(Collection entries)
--

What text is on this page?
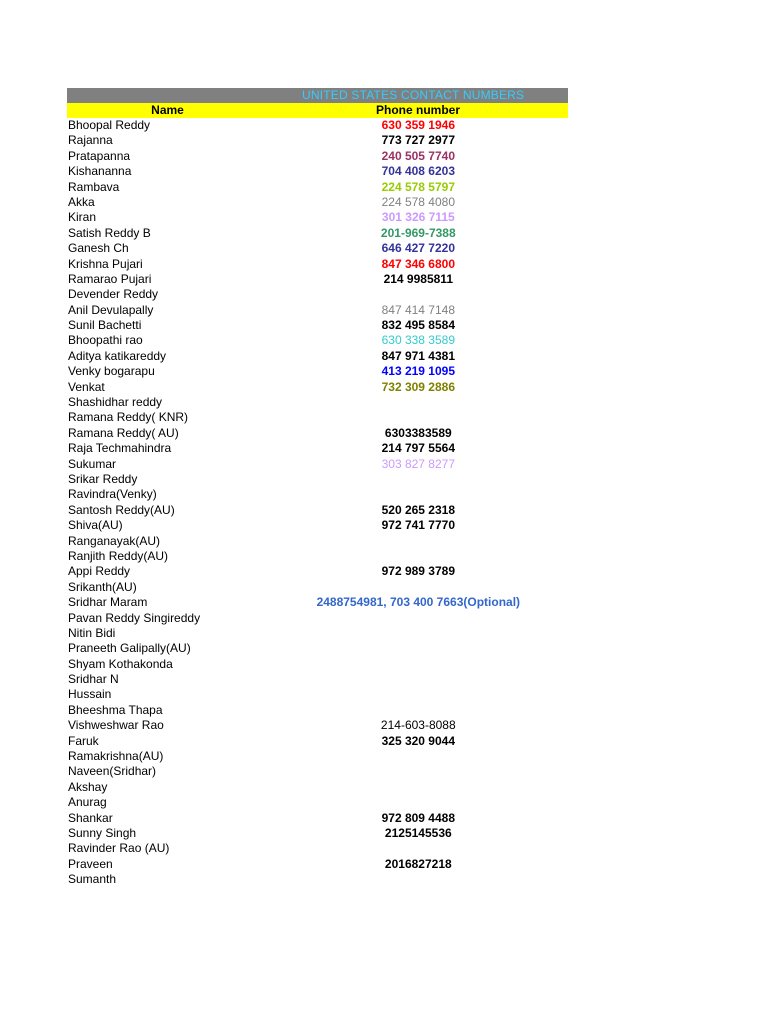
UNITED STATES CONTACT NUMBERS
Name	Phone number
Bhoopal Reddy	630 359 1946
Rajanna	773 727 2977
Pratapanna	240 505 7740
Kishananna	704 408 6203
Rambava	224 578 5797
Akka	224 578 4080
Kiran	301 326 7115
Satish Reddy B	201-969-7388
Ganesh Ch	646 427 7220
Krishna Pujari	847 346 6800
Ramarao Pujari	214 9985811
Devender Reddy
Anil Devulapally	847 414 7148
Sunil Bachetti	832 495 8584
Bhoopathi rao	630 338 3589
Aditya katikareddy	847 971 4381
Venky bogarapu	413 219 1095
Venkat	732 309 2886
Shashidhar reddy
Ramana Reddy( KNR)
Ramana Reddy( AU)	6303383589
Raja Techmahindra	214 797 5564
Sukumar	303 827 8277
Srikar Reddy
Ravindra(Venky)
Santosh Reddy(AU)	520 265 2318
Shiva(AU)	972 741 7770
Ranganayak(AU)
Ranjith Reddy(AU)
Appi Reddy	972 989 3789
Srikanth(AU)
Sridhar Maram	2488754981, 703 400 7663(Optional)
Pavan Reddy Singireddy
Nitin Bidi
Praneeth Galipally(AU)
Shyam Kothakonda
Sridhar N
Hussain
Bheeshma Thapa
Vishweshwar Rao	214-603-8088
Faruk	325 320 9044
Ramakrishna(AU)
Naveen(Sridhar)
Akshay
Anurag
Shankar	972 809 4488
Sunny Singh	2125145536
Ravinder Rao (AU)
Praveen	2016827218
Sumanth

--

## WHAT THE TASK REQUIRES
Transcribe the full listing character for character. Pictures are excluded.

## REPLY
What text is on this page?
UNITED STATES CONTACT NUMBERS
Name	Phone number
Bhoopal Reddy	630 359 1946
Rajanna	773 727 2977
Pratapanna	240 505 7740
Kishananna	704 408 6203
Rambava	224 578 5797
Akka	224 578 4080
Kiran	301 326 7115
Satish Reddy B	201-969-7388
Ganesh Ch	646 427 7220
Krishna Pujari	847 346 6800
Ramarao Pujari	214 9985811
Devender Reddy
Anil Devulapally	847 414 7148
Sunil Bachetti	832 495 8584
Bhoopathi rao	630 338 3589
Aditya katikareddy	847 971 4381
Venky bogarapu	413 219 1095
Venkat	732 309 2886
Shashidhar reddy
Ramana Reddy( KNR)
Ramana Reddy( AU)	6303383589
Raja Techmahindra	214 797 5564
Sukumar	303 827 8277
Srikar Reddy
Ravindra(Venky)
Santosh Reddy(AU)	520 265 2318
Shiva(AU)	972 741 7770
Ranganayak(AU)
Ranjith Reddy(AU)
Appi Reddy	972 989 3789
Srikanth(AU)
Sridhar Maram	2488754981, 703 400 7663(Optional)
Pavan Reddy Singireddy
Nitin Bidi
Praneeth Galipally(AU)
Shyam Kothakonda
Sridhar N
Hussain
Bheeshma Thapa
Vishweshwar Rao	214-603-8088
Faruk	325 320 9044
Ramakrishna(AU)
Naveen(Sridhar)
Akshay
Anurag
Shankar	972 809 4488
Sunny Singh	2125145536
Ravinder Rao (AU)
Praveen	2016827218
Sumanth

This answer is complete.